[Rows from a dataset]
* Start *

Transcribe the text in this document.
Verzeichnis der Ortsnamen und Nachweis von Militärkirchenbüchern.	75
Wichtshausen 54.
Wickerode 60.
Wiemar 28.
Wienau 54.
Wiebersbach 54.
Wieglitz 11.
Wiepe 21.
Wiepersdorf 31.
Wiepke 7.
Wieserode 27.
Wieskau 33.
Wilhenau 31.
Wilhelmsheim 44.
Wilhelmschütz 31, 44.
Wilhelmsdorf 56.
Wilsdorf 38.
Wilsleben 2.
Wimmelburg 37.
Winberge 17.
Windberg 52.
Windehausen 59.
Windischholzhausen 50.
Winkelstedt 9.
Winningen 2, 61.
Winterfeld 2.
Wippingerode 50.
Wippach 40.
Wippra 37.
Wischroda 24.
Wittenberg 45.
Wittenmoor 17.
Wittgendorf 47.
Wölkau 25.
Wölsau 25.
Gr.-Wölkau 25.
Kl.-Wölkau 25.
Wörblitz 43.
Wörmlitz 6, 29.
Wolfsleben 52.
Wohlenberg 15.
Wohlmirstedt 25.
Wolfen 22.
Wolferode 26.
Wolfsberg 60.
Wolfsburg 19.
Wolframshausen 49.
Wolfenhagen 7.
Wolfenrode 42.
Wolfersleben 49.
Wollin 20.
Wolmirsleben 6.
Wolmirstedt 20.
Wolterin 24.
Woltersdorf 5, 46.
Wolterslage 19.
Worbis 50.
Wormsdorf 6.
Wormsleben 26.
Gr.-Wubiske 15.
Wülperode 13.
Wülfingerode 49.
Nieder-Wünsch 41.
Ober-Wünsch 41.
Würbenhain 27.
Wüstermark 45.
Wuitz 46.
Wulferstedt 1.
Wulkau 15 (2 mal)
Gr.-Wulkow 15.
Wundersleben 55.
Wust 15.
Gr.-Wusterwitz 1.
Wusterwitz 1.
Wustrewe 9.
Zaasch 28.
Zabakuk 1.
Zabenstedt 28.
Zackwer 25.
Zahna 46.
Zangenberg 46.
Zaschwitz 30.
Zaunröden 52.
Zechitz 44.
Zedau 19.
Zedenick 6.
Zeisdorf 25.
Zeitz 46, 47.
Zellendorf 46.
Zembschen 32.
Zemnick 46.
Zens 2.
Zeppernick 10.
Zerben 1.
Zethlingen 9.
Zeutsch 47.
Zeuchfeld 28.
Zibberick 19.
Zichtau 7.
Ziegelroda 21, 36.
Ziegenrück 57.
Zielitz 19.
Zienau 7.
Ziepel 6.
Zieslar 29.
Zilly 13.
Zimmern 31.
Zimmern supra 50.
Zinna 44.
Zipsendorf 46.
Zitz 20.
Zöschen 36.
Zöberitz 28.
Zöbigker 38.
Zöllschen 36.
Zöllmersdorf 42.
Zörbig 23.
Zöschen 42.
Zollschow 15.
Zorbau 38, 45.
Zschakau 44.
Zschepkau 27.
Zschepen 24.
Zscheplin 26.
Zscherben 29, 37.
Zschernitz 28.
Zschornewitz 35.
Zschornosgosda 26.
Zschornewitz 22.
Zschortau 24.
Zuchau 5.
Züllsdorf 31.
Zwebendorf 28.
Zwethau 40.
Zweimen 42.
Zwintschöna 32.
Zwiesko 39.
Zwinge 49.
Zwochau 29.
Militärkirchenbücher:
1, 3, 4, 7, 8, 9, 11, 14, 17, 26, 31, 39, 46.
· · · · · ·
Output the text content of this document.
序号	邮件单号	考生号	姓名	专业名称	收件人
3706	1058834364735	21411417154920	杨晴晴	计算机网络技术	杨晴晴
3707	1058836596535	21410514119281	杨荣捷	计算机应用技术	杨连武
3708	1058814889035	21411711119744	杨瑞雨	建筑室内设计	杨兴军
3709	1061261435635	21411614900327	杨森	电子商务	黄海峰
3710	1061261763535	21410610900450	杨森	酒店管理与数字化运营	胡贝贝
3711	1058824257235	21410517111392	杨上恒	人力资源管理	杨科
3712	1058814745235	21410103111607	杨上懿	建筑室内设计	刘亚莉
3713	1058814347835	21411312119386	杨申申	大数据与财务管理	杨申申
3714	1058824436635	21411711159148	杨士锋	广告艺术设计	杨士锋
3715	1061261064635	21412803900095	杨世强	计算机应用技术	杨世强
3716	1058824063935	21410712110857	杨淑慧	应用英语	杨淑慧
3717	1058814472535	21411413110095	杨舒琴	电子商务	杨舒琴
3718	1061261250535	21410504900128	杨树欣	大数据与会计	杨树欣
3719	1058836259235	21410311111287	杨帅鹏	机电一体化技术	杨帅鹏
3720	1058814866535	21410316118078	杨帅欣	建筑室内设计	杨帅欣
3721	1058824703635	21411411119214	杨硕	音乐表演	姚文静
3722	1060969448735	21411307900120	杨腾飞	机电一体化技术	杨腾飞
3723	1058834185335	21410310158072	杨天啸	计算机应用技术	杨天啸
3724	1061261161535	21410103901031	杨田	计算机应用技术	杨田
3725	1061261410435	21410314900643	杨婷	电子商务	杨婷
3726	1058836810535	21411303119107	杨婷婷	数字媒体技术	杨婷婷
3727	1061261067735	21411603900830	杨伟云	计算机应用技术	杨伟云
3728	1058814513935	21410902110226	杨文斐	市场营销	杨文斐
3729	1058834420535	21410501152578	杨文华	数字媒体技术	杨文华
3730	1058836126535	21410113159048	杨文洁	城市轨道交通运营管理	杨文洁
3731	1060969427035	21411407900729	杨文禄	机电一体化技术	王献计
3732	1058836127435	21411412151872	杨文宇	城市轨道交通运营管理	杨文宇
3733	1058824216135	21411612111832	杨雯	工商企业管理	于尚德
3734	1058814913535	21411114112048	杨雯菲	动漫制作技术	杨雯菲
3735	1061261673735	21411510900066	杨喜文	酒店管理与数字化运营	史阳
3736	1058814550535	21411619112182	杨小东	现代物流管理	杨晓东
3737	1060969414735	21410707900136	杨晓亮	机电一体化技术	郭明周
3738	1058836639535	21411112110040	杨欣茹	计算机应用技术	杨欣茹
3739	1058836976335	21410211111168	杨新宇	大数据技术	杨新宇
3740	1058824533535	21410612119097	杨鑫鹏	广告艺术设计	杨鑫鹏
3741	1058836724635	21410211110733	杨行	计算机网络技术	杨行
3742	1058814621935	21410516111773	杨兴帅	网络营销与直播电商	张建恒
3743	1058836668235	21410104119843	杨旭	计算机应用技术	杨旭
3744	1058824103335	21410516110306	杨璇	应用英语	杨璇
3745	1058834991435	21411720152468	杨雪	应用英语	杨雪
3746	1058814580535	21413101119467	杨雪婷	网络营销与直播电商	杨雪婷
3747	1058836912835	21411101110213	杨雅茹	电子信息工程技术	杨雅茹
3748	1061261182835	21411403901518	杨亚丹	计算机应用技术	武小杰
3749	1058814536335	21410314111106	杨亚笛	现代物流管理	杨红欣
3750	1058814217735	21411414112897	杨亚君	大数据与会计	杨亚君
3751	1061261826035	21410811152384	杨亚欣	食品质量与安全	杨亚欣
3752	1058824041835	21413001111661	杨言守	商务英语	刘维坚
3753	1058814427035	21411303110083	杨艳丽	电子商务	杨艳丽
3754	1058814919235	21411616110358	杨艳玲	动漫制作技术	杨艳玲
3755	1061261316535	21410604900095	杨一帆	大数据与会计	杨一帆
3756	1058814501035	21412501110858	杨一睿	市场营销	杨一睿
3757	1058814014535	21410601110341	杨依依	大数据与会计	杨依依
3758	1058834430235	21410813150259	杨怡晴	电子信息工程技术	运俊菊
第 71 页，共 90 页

* End *

- EXERCISE: From the data above, copy out every line with the string "机电一体化技术" in it.

- RESULT BELOW:
3719	1058836259235	21410311111287	杨帅鹏	机电一体化技术	杨帅鹏
3722	1060969448735	21411307900120	杨腾飞	机电一体化技术	杨腾飞
3731	1060969427035	21411407900729	杨文禄	机电一体化技术	王献计
3737	1060969414735	21410707900136	杨晓亮	机电一体化技术	郭明周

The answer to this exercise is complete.